* _GOAL_
Each line of the listing must be transcribed exactly, except for the images, which should be excluded.

* _RECORDS SHOWN_
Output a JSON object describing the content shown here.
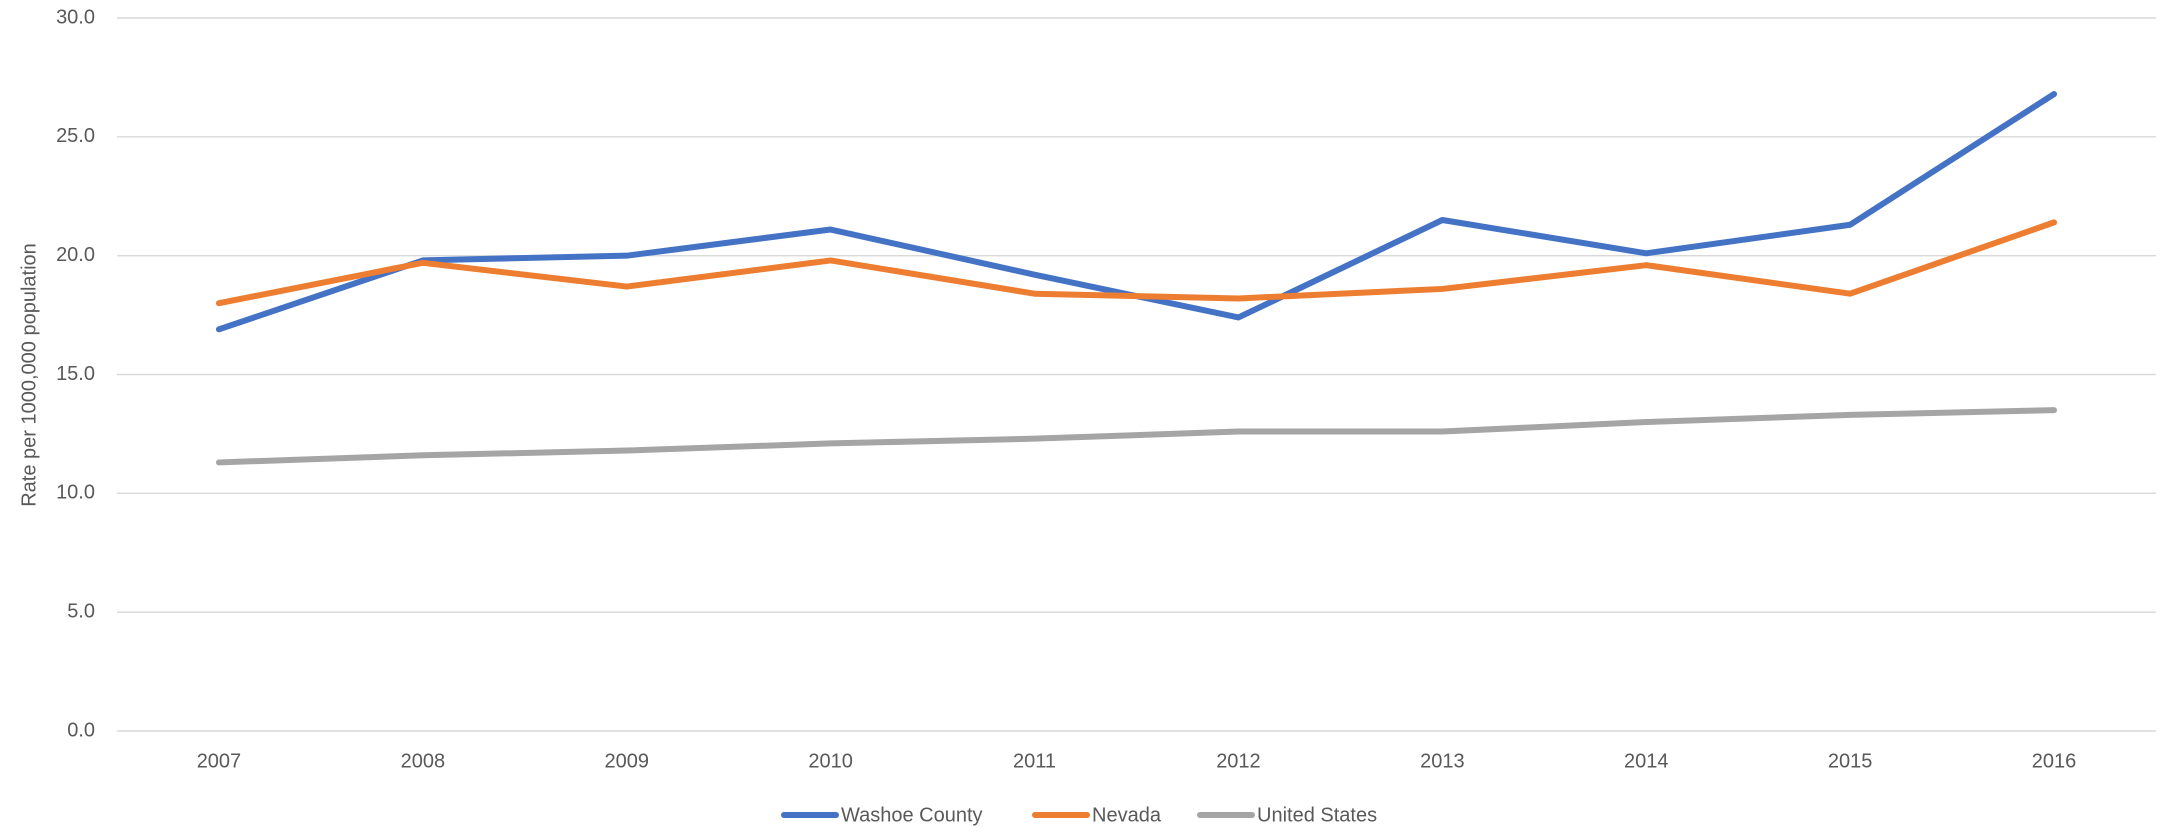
{
  "chart_data": {
    "type": "line",
    "y_label": "Rate per 1000,000 population",
    "categories": [
      "2007",
      "2008",
      "2009",
      "2010",
      "2011",
      "2012",
      "2013",
      "2014",
      "2015",
      "2016"
    ],
    "series": [
      {
        "name": "Washoe County",
        "color": "#4472c4",
        "values": [
          16.9,
          19.8,
          20.0,
          21.1,
          19.2,
          17.4,
          21.5,
          20.1,
          21.3,
          26.8
        ]
      },
      {
        "name": "Nevada",
        "color": "#ed7d31",
        "values": [
          18.0,
          19.7,
          18.7,
          19.8,
          18.4,
          18.2,
          18.6,
          19.6,
          18.4,
          21.4
        ]
      },
      {
        "name": "United States",
        "color": "#a5a5a5",
        "values": [
          11.3,
          11.6,
          11.8,
          12.1,
          12.3,
          12.6,
          12.6,
          13.0,
          13.3,
          13.5
        ]
      }
    ],
    "ylim": [
      0,
      30
    ],
    "yticks": [
      {
        "value": 0,
        "label": "0.0"
      },
      {
        "value": 5,
        "label": "5.0"
      },
      {
        "value": 10,
        "label": "10.0"
      },
      {
        "value": 15,
        "label": "15.0"
      },
      {
        "value": 20,
        "label": "20.0"
      },
      {
        "value": 25,
        "label": "25.0"
      },
      {
        "value": 30,
        "label": "30.0"
      }
    ],
    "grid": true,
    "legend": "bottom"
  }
}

* _TASK ANSWER_
Output a JSON object describing the content shown here.
{
  "chart_data": {
    "type": "line",
    "y_label": "Rate per 1000,000 population",
    "categories": [
      "2007",
      "2008",
      "2009",
      "2010",
      "2011",
      "2012",
      "2013",
      "2014",
      "2015",
      "2016"
    ],
    "series": [
      {
        "name": "Washoe County",
        "color": "#4472c4",
        "values": [
          16.9,
          19.8,
          20.0,
          21.1,
          19.2,
          17.4,
          21.5,
          20.1,
          21.3,
          26.8
        ]
      },
      {
        "name": "Nevada",
        "color": "#ed7d31",
        "values": [
          18.0,
          19.7,
          18.7,
          19.8,
          18.4,
          18.2,
          18.6,
          19.6,
          18.4,
          21.4
        ]
      },
      {
        "name": "United States",
        "color": "#a5a5a5",
        "values": [
          11.3,
          11.6,
          11.8,
          12.1,
          12.3,
          12.6,
          12.6,
          13.0,
          13.3,
          13.5
        ]
      }
    ],
    "ylim": [
      0,
      30
    ],
    "yticks": [
      {
        "value": 0,
        "label": "0.0"
      },
      {
        "value": 5,
        "label": "5.0"
      },
      {
        "value": 10,
        "label": "10.0"
      },
      {
        "value": 15,
        "label": "15.0"
      },
      {
        "value": 20,
        "label": "20.0"
      },
      {
        "value": 25,
        "label": "25.0"
      },
      {
        "value": 30,
        "label": "30.0"
      }
    ],
    "grid": true,
    "legend": "bottom"
  }
}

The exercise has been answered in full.